Exercise details: Leave out every picture, then transcribe the rest of the listing exactly.
+-------+
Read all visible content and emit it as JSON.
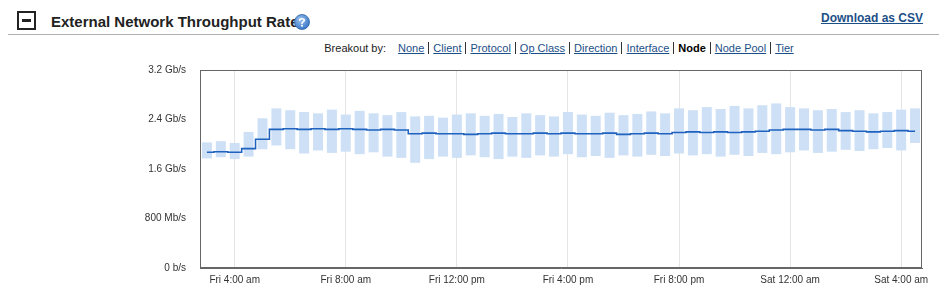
{
  "panel": {
    "download": "Download as CSV",
    "breakout": {
      "label": "Breakout by:",
      "options": [
        "None",
        "Client",
        "Protocol",
        "Op Class",
        "Direction",
        "Interface",
        "Node",
        "Node Pool",
        "Tier"
      ],
      "selected": "Node"
    }
  },
  "chart_data": {
    "type": "line",
    "title": "External Network Throughput Rate",
    "categories": [
      null,
      null,
      "Fri 4:00 am",
      null,
      null,
      null,
      null,
      null,
      null,
      null,
      "Fri 8:00 am",
      null,
      null,
      null,
      null,
      null,
      null,
      null,
      "Fri 12:00 pm",
      null,
      null,
      null,
      null,
      null,
      null,
      null,
      "Fri 4:00 pm",
      null,
      null,
      null,
      null,
      null,
      null,
      null,
      "Fri 8:00 pm",
      null,
      null,
      null,
      null,
      null,
      null,
      null,
      "Sat 12:00 am",
      null,
      null,
      null,
      null,
      null,
      null,
      null,
      "Sat 4:00 am",
      null
    ],
    "series": [
      {
        "type": "range",
        "color": "#cde0f6",
        "low": [
          1.77,
          1.79,
          1.76,
          1.8,
          1.92,
          1.98,
          1.92,
          1.85,
          1.9,
          1.86,
          1.88,
          1.84,
          1.87,
          1.8,
          1.78,
          1.7,
          1.76,
          1.8,
          1.78,
          1.82,
          1.79,
          1.76,
          1.8,
          1.78,
          1.82,
          1.8,
          1.84,
          1.79,
          1.81,
          1.78,
          1.82,
          1.8,
          1.83,
          1.81,
          1.85,
          1.82,
          1.84,
          1.8,
          1.83,
          1.81,
          1.86,
          1.84,
          1.87,
          1.9,
          1.86,
          1.88,
          1.91,
          1.89,
          1.92,
          1.94,
          1.9,
          2.02
        ],
        "high": [
          2.03,
          2.05,
          2.02,
          2.2,
          2.42,
          2.58,
          2.55,
          2.52,
          2.5,
          2.56,
          2.48,
          2.54,
          2.5,
          2.47,
          2.52,
          2.45,
          2.46,
          2.43,
          2.48,
          2.5,
          2.46,
          2.49,
          2.44,
          2.5,
          2.47,
          2.45,
          2.52,
          2.48,
          2.46,
          2.51,
          2.47,
          2.49,
          2.53,
          2.5,
          2.58,
          2.55,
          2.6,
          2.57,
          2.62,
          2.58,
          2.63,
          2.66,
          2.6,
          2.58,
          2.55,
          2.57,
          2.52,
          2.55,
          2.5,
          2.52,
          2.56,
          2.58
        ]
      },
      {
        "type": "line",
        "color": "#1f62c0",
        "line_style": "solid",
        "values": [
          1.87,
          1.88,
          1.87,
          1.93,
          2.08,
          2.24,
          2.25,
          2.24,
          2.25,
          2.24,
          2.25,
          2.24,
          2.23,
          2.24,
          2.23,
          2.17,
          2.18,
          2.17,
          2.17,
          2.16,
          2.17,
          2.18,
          2.17,
          2.17,
          2.18,
          2.17,
          2.18,
          2.17,
          2.17,
          2.18,
          2.16,
          2.17,
          2.18,
          2.17,
          2.19,
          2.2,
          2.19,
          2.2,
          2.19,
          2.2,
          2.21,
          2.23,
          2.24,
          2.24,
          2.23,
          2.24,
          2.22,
          2.21,
          2.2,
          2.21,
          2.22,
          2.21
        ]
      }
    ],
    "ylim": [
      0,
      3.2
    ],
    "yticks": [
      {
        "value": 0,
        "label": "0 b/s"
      },
      {
        "value": 0.8,
        "label": "800 Mb/s"
      },
      {
        "value": 1.6,
        "label": "1.6 Gb/s"
      },
      {
        "value": 2.4,
        "label": "2.4 Gb/s"
      },
      {
        "value": 3.2,
        "label": "3.2 Gb/s"
      }
    ],
    "grid": true
  }
}
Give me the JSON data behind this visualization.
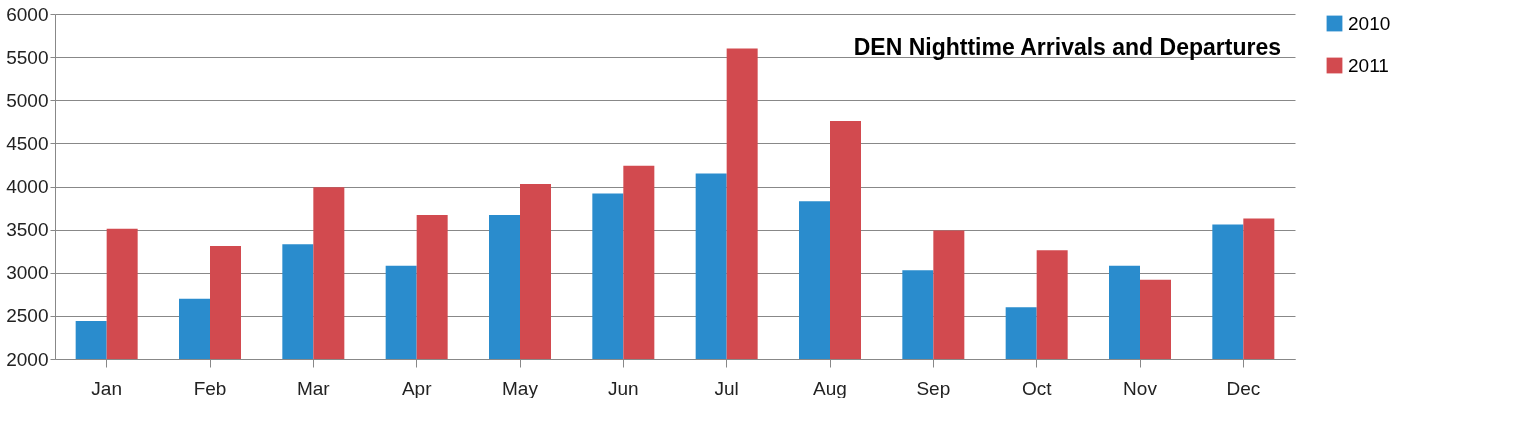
+-------+
Solution below:
Read all visible content and emit it as JSON.
{
  "panel": {
    "download": "Download as CSV",
    "breakout": {
      "label": "Breakout by:",
      "options": [
        "None",
        "Client",
        "Protocol",
        "Op Class",
        "Direction",
        "Interface",
        "Node",
        "Node Pool",
        "Tier"
      ],
      "selected": "Node"
    }
  },
  "chart_data": {
    "type": "line",
    "title": "External Network Throughput Rate",
    "categories": [
      null,
      null,
      "Fri 4:00 am",
      null,
      null,
      null,
      null,
      null,
      null,
      null,
      "Fri 8:00 am",
      null,
      null,
      null,
      null,
      null,
      null,
      null,
      "Fri 12:00 pm",
      null,
      null,
      null,
      null,
      null,
      null,
      null,
      "Fri 4:00 pm",
      null,
      null,
      null,
      null,
      null,
      null,
      null,
      "Fri 8:00 pm",
      null,
      null,
      null,
      null,
      null,
      null,
      null,
      "Sat 12:00 am",
      null,
      null,
      null,
      null,
      null,
      null,
      null,
      "Sat 4:00 am",
      null
    ],
    "series": [
      {
        "type": "range",
        "color": "#cde0f6",
        "low": [
          1.77,
          1.79,
          1.76,
          1.8,
          1.92,
          1.98,
          1.92,
          1.85,
          1.9,
          1.86,
          1.88,
          1.84,
          1.87,
          1.8,
          1.78,
          1.7,
          1.76,
          1.8,
          1.78,
          1.82,
          1.79,
          1.76,
          1.8,
          1.78,
          1.82,
          1.8,
          1.84,
          1.79,
          1.81,
          1.78,
          1.82,
          1.8,
          1.83,
          1.81,
          1.85,
          1.82,
          1.84,
          1.8,
          1.83,
          1.81,
          1.86,
          1.84,
          1.87,
          1.9,
          1.86,
          1.88,
          1.91,
          1.89,
          1.92,
          1.94,
          1.9,
          2.02
        ],
        "high": [
          2.03,
          2.05,
          2.02,
          2.2,
          2.42,
          2.58,
          2.55,
          2.52,
          2.5,
          2.56,
          2.48,
          2.54,
          2.5,
          2.47,
          2.52,
          2.45,
          2.46,
          2.43,
          2.48,
          2.5,
          2.46,
          2.49,
          2.44,
          2.5,
          2.47,
          2.45,
          2.52,
          2.48,
          2.46,
          2.51,
          2.47,
          2.49,
          2.53,
          2.5,
          2.58,
          2.55,
          2.6,
          2.57,
          2.62,
          2.58,
          2.63,
          2.66,
          2.6,
          2.58,
          2.55,
          2.57,
          2.52,
          2.55,
          2.5,
          2.52,
          2.56,
          2.58
        ]
      },
      {
        "type": "line",
        "color": "#1f62c0",
        "line_style": "solid",
        "values": [
          1.87,
          1.88,
          1.87,
          1.93,
          2.08,
          2.24,
          2.25,
          2.24,
          2.25,
          2.24,
          2.25,
          2.24,
          2.23,
          2.24,
          2.23,
          2.17,
          2.18,
          2.17,
          2.17,
          2.16,
          2.17,
          2.18,
          2.17,
          2.17,
          2.18,
          2.17,
          2.18,
          2.17,
          2.17,
          2.18,
          2.16,
          2.17,
          2.18,
          2.17,
          2.19,
          2.2,
          2.19,
          2.2,
          2.19,
          2.2,
          2.21,
          2.23,
          2.24,
          2.24,
          2.23,
          2.24,
          2.22,
          2.21,
          2.2,
          2.21,
          2.22,
          2.21
        ]
      }
    ],
    "ylim": [
      0,
      3.2
    ],
    "yticks": [
      {
        "value": 0,
        "label": "0 b/s"
      },
      {
        "value": 0.8,
        "label": "800 Mb/s"
      },
      {
        "value": 1.6,
        "label": "1.6 Gb/s"
      },
      {
        "value": 2.4,
        "label": "2.4 Gb/s"
      },
      {
        "value": 3.2,
        "label": "3.2 Gb/s"
      }
    ],
    "grid": true
  }
}
Give me the JSON data behind this visualization.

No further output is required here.